> _Problem statement_
Find how many lines contain the word "Output" and state that number alone.

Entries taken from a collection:
= = = = =
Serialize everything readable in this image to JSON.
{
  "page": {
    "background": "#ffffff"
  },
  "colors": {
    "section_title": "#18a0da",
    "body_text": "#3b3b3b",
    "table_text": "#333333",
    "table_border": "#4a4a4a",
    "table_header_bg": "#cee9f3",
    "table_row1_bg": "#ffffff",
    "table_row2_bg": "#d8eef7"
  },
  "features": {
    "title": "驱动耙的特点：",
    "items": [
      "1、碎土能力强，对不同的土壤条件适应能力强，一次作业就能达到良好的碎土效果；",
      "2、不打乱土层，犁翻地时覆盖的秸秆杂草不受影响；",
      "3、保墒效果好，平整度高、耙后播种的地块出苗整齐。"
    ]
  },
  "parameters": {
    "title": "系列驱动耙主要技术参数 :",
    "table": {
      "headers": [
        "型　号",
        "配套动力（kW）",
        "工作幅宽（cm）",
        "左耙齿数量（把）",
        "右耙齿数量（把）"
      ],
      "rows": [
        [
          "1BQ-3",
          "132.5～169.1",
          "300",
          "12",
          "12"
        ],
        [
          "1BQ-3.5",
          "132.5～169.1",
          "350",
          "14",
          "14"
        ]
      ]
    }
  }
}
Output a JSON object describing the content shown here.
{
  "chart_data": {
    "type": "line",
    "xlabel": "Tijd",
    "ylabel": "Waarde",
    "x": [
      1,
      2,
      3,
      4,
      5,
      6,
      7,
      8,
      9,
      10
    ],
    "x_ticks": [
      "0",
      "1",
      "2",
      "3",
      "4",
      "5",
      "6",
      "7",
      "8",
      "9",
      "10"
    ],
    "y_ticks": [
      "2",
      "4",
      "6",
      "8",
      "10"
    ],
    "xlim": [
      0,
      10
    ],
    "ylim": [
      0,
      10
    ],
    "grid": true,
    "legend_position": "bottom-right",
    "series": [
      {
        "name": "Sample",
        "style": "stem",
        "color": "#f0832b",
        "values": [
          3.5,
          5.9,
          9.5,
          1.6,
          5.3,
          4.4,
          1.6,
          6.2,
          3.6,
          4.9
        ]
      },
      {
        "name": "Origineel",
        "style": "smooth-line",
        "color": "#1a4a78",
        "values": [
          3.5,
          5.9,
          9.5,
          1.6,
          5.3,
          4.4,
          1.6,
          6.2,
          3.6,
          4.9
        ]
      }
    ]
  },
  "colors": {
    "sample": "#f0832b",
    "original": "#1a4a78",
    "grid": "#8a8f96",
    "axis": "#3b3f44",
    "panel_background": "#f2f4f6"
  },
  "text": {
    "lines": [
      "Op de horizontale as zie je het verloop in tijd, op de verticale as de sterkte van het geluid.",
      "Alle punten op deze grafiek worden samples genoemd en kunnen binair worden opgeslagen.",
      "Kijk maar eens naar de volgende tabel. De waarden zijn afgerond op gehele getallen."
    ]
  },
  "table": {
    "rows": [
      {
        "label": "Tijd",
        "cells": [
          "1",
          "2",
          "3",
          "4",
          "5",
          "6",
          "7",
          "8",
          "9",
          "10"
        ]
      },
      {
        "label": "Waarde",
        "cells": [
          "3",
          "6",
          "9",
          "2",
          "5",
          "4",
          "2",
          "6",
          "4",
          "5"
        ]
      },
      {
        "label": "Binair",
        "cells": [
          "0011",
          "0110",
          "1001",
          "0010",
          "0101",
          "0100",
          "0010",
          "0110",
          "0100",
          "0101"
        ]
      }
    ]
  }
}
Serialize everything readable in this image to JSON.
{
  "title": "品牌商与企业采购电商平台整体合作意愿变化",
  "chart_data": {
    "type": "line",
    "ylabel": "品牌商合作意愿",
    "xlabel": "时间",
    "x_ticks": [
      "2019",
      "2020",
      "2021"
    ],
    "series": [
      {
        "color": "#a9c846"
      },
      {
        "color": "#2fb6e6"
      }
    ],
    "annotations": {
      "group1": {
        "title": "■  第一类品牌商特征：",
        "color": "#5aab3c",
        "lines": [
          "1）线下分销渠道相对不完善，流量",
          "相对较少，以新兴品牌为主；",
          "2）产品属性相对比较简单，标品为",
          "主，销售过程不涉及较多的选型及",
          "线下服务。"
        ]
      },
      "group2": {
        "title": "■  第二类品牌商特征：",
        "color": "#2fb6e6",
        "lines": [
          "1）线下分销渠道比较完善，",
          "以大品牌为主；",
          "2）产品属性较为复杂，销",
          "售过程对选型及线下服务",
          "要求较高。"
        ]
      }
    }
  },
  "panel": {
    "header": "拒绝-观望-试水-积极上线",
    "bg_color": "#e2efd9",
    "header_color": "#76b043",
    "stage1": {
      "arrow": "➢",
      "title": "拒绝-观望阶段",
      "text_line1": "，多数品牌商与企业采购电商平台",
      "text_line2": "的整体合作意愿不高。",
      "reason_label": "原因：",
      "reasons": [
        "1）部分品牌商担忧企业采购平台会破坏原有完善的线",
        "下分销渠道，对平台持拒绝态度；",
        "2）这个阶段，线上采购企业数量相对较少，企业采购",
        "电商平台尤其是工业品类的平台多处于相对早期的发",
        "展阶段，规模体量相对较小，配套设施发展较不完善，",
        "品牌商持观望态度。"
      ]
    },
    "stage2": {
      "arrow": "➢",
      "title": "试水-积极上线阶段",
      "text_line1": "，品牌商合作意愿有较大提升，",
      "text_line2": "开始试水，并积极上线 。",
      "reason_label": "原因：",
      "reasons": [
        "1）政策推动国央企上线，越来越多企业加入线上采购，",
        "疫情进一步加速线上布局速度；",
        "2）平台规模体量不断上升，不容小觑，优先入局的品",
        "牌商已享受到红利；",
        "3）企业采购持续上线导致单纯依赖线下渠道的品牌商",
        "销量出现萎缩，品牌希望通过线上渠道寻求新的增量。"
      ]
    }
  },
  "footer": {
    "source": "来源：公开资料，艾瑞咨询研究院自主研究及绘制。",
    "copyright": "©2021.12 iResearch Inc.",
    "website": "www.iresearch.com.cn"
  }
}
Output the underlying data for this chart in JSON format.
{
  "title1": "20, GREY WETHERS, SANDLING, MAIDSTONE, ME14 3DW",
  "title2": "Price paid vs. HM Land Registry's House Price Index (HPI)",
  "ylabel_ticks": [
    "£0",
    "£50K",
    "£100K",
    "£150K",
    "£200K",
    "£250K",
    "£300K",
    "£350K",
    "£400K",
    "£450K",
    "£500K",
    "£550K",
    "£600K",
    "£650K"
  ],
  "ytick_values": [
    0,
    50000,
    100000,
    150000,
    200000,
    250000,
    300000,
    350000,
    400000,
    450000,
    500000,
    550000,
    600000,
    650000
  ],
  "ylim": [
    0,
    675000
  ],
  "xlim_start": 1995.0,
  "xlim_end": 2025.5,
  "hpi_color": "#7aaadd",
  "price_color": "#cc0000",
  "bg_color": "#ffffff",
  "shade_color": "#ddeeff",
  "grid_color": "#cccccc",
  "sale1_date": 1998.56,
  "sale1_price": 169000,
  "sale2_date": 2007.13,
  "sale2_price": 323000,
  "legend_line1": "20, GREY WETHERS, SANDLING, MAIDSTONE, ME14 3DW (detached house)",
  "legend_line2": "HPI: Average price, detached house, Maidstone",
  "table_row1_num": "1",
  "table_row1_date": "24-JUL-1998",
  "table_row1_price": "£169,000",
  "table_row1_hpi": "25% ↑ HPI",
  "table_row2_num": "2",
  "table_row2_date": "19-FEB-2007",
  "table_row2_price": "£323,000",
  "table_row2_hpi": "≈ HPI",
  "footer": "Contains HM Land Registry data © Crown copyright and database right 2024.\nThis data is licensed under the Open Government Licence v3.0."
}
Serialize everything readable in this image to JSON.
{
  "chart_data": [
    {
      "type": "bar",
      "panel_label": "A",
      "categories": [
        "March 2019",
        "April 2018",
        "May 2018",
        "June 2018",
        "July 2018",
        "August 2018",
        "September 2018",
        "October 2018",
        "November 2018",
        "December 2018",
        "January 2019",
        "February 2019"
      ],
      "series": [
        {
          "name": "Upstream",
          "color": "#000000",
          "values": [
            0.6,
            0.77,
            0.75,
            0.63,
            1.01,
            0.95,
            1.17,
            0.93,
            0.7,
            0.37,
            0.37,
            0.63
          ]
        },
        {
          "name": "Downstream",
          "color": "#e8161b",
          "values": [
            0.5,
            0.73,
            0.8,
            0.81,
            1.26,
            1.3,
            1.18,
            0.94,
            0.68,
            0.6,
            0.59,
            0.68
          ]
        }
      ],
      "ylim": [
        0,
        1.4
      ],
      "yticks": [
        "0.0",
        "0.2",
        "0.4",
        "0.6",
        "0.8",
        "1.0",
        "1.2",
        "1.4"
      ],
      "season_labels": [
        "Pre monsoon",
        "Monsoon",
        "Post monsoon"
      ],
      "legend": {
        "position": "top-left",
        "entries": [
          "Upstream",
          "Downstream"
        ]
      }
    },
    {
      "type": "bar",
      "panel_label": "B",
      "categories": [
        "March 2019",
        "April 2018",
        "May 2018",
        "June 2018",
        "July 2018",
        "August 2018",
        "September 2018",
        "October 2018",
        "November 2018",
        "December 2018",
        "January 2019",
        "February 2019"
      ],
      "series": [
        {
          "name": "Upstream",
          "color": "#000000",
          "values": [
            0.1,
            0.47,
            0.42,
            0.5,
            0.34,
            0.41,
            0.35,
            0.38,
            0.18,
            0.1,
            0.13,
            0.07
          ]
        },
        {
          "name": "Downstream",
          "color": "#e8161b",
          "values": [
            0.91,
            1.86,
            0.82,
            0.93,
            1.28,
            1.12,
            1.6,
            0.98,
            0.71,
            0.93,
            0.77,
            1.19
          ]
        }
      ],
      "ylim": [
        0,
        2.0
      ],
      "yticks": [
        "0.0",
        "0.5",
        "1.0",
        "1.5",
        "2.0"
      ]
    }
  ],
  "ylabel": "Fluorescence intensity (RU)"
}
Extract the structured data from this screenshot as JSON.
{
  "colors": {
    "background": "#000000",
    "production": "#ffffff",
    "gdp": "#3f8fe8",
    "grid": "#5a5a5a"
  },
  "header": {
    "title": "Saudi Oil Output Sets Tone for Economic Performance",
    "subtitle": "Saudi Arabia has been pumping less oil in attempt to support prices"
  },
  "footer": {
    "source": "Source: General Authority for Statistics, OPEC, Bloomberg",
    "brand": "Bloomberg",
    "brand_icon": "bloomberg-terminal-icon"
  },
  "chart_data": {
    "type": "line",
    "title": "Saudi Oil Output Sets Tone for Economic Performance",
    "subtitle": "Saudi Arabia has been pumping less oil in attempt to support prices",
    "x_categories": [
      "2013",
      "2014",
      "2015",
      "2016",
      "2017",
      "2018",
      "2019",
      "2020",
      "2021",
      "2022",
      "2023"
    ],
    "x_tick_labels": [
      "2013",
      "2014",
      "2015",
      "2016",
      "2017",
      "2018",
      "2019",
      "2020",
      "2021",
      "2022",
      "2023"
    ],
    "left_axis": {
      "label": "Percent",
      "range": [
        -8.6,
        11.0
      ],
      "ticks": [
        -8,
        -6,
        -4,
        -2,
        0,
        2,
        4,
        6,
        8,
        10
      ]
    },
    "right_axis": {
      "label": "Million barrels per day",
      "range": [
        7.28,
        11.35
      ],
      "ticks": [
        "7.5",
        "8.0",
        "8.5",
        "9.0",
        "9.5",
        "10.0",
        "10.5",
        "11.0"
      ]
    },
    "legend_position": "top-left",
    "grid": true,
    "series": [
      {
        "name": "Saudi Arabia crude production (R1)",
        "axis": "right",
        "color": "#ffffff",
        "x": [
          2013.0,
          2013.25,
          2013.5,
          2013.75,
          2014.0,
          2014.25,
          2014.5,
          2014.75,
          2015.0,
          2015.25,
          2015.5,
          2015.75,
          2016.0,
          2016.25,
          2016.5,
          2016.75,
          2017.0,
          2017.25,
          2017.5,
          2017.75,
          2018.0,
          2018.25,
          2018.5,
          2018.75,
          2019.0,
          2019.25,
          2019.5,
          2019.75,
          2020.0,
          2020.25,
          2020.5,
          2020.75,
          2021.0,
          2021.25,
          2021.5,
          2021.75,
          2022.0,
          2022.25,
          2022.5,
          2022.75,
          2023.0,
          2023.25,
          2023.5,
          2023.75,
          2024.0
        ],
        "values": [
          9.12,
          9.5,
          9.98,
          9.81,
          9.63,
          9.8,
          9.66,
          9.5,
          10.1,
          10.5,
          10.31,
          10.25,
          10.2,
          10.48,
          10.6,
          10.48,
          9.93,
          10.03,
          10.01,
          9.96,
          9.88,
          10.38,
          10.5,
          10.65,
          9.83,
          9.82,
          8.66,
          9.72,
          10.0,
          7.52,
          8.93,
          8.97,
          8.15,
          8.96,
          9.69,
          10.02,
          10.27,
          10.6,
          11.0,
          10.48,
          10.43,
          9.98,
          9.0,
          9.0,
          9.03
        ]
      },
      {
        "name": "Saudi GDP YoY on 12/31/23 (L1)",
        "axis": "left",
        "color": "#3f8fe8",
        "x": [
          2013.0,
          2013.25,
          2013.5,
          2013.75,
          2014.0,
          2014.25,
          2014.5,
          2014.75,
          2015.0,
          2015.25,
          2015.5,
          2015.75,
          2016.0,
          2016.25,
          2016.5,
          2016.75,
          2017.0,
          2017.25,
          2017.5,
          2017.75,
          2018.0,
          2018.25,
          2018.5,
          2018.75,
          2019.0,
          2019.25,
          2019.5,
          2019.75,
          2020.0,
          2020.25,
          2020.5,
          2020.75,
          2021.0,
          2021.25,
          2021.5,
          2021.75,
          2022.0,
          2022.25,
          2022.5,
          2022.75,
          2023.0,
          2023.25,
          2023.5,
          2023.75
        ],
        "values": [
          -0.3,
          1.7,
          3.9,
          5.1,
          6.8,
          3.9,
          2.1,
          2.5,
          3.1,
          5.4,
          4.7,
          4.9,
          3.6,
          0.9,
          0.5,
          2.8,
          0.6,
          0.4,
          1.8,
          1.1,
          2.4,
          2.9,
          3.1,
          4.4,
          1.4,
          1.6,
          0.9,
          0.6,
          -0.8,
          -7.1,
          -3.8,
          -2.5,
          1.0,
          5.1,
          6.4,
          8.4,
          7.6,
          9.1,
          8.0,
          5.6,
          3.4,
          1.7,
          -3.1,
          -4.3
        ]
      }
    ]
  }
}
= = = = =
> _The reply_
4